[EXERCISE]
Will you output the entries below exactly, skipping every image they contain?

[INPUT]
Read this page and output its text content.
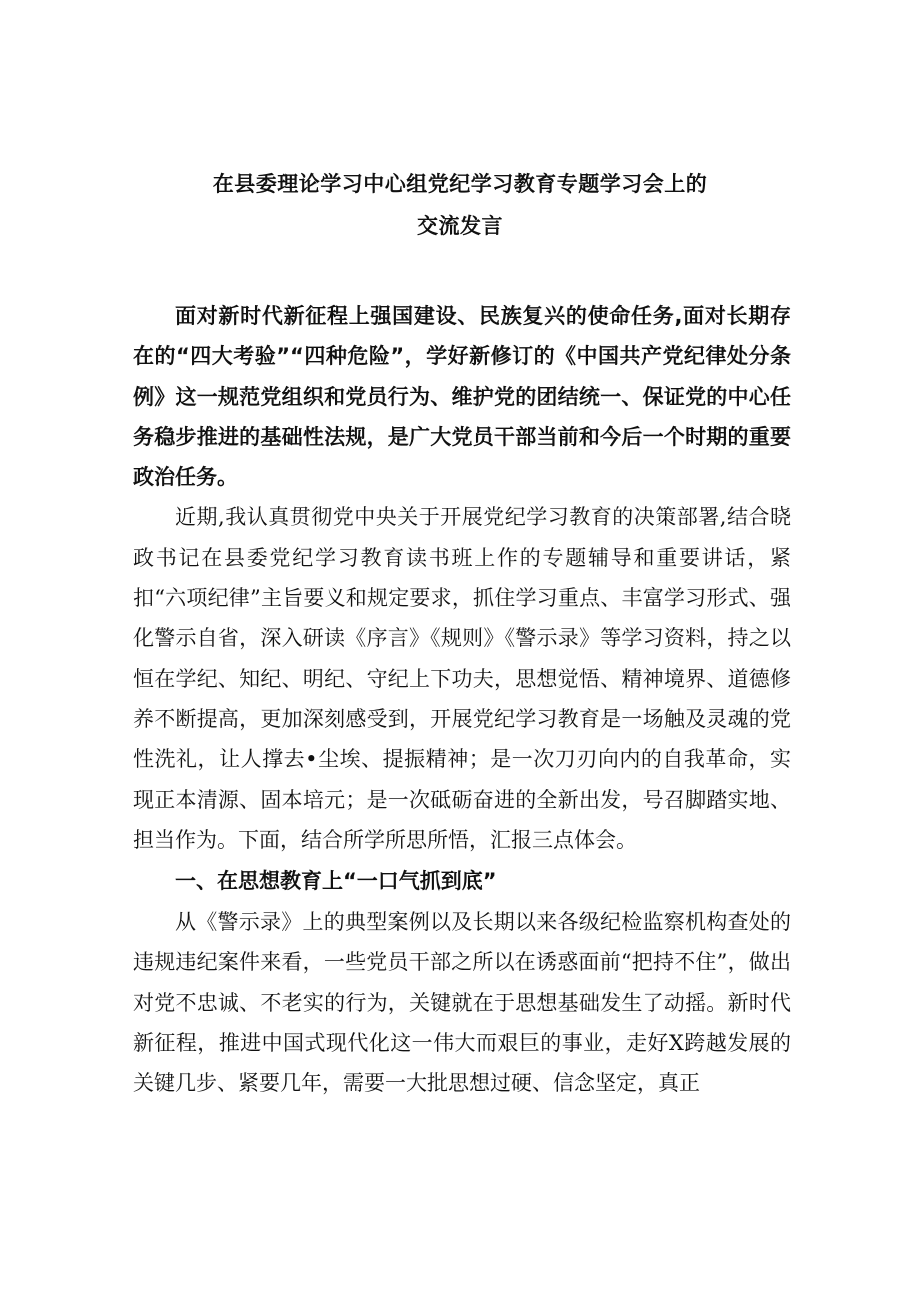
在县委理论学习中心组党纪学习教育专题学习会上的
交流发言

面对新时代新征程上强国建设、民族复兴的使命任务,面对长期存在的“四大考验”“四种危险”，学好新修订的《中国共产党纪律处分条例》这一规范党组织和党员行为、维护党的团结统一、保证党的中心任务稳步推进的基础性法规，是广大党员干部当前和今后一个时期的重要政治任务。

近期,我认真贯彻党中央关于开展党纪学习教育的决策部署,结合晓政书记在县委党纪学习教育读书班上作的专题辅导和重要讲话，紧扣“六项纪律”主旨要义和规定要求，抓住学习重点、丰富学习形式、强化警示自省，深入研读《序言》《规则》《警示录》等学习资料，持之以恒在学纪、知纪、明纪、守纪上下功夫，思想觉悟、精神境界、道德修养不断提高，更加深刻感受到，开展党纪学习教育是一场触及灵魂的党性洗礼，让人撑去•尘埃、提振精神；是一次刀刃向内的自我革命，实现正本清源、固本培元；是一次砥砺奋进的全新出发，号召脚踏实地、担当作为。下面，结合所学所思所悟，汇报三点体会。

一、在思想教育上“一口气抓到底”

从《警示录》上的典型案例以及长期以来各级纪检监察机构查处的违规违纪案件来看，一些党员干部之所以在诱惑面前“把持不住”，做出对党不忠诚、不老实的行为，关键就在于思想基础发生了动摇。新时代新征程，推进中国式现代化这一伟大而艰巨的事业，走好X跨越发展的关键几步、紧要几年，需要一大批思想过硬、信念坚定，真正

[RESPONSE FOR THIS EXERCISE]
Read this page and output its text content.
在县委理论学习中心组党纪学习教育专题学习会上的
交流发言

面对新时代新征程上强国建设、民族复兴的使命任务,面对长期存在的“四大考验”“四种危险”，学好新修订的《中国共产党纪律处分条例》这一规范党组织和党员行为、维护党的团结统一、保证党的中心任务稳步推进的基础性法规，是广大党员干部当前和今后一个时期的重要政治任务。

近期,我认真贯彻党中央关于开展党纪学习教育的决策部署,结合晓政书记在县委党纪学习教育读书班上作的专题辅导和重要讲话，紧扣“六项纪律”主旨要义和规定要求，抓住学习重点、丰富学习形式、强化警示自省，深入研读《序言》《规则》《警示录》等学习资料，持之以恒在学纪、知纪、明纪、守纪上下功夫，思想觉悟、精神境界、道德修养不断提高，更加深刻感受到，开展党纪学习教育是一场触及灵魂的党性洗礼，让人撑去•尘埃、提振精神；是一次刀刃向内的自我革命，实现正本清源、固本培元；是一次砥砺奋进的全新出发，号召脚踏实地、担当作为。下面，结合所学所思所悟，汇报三点体会。

一、在思想教育上“一口气抓到底”

从《警示录》上的典型案例以及长期以来各级纪检监察机构查处的违规违纪案件来看，一些党员干部之所以在诱惑面前“把持不住”，做出对党不忠诚、不老实的行为，关键就在于思想基础发生了动摇。新时代新征程，推进中国式现代化这一伟大而艰巨的事业，走好X跨越发展的关键几步、紧要几年，需要一大批思想过硬、信念坚定，真正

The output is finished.